◆ TASK DIRECTIONS ◆
Pick out the lines containing "value".
────
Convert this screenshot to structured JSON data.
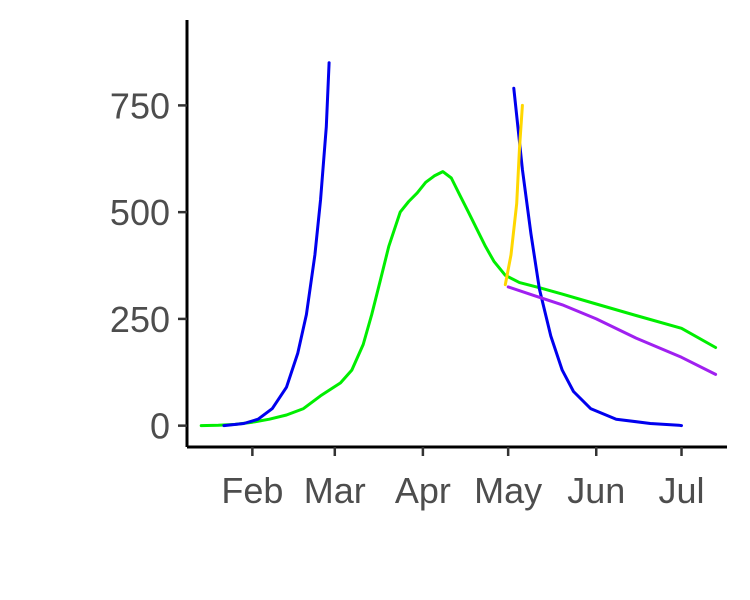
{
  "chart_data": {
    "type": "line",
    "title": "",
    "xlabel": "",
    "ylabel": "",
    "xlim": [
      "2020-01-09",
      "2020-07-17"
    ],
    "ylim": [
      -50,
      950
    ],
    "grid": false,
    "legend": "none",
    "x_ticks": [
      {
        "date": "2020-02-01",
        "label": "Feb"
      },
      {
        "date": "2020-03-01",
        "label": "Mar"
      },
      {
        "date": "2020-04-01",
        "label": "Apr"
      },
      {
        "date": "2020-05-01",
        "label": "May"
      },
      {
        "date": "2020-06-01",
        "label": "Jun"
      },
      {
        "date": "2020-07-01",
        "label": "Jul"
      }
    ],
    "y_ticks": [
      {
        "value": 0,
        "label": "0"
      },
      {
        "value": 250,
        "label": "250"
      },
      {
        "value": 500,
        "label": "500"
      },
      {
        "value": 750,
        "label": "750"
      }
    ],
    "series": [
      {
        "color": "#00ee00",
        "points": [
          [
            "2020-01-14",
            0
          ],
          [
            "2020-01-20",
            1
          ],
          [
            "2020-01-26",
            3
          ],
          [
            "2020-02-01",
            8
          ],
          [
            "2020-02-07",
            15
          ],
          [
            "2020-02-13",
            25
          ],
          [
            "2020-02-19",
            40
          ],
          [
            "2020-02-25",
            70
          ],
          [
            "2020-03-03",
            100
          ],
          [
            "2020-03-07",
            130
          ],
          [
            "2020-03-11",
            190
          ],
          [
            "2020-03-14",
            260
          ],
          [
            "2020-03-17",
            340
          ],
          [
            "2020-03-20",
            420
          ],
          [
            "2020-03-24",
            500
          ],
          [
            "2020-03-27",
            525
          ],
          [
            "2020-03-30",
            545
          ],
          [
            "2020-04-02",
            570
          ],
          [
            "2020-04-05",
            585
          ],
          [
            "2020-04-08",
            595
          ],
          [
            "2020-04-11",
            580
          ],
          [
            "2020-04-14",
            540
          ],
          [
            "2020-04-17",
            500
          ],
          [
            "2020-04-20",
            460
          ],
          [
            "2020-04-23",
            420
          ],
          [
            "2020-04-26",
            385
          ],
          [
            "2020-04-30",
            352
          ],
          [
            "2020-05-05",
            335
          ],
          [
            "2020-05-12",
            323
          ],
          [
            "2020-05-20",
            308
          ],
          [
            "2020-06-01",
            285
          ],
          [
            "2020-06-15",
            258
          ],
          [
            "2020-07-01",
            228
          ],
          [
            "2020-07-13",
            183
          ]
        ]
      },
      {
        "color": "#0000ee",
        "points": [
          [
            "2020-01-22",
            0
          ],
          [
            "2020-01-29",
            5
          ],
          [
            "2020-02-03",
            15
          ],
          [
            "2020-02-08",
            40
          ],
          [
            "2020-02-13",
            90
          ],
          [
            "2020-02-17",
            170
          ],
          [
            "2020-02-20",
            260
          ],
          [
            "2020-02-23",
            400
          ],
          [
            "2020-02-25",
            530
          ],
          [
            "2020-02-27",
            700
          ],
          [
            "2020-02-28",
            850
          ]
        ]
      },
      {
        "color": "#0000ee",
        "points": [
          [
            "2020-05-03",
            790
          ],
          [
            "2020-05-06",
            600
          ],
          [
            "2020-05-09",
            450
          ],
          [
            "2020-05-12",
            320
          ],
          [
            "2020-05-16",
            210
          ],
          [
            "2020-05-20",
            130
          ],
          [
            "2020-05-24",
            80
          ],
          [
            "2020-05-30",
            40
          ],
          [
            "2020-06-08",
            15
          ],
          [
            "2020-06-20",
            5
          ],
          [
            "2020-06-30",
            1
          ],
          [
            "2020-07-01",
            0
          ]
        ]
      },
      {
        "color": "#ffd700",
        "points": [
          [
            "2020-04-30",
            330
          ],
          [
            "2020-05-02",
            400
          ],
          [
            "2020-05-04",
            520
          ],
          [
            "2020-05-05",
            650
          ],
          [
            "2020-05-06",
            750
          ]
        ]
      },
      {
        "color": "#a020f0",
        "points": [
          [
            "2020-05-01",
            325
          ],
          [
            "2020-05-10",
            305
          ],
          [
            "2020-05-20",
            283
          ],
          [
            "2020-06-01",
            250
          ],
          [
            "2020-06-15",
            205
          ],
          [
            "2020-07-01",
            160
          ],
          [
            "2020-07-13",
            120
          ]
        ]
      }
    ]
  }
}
────
◆ TASK SOLUTION ◆
        "value": 0,
        "value": 250,
        "value": 500,
        "value": 750,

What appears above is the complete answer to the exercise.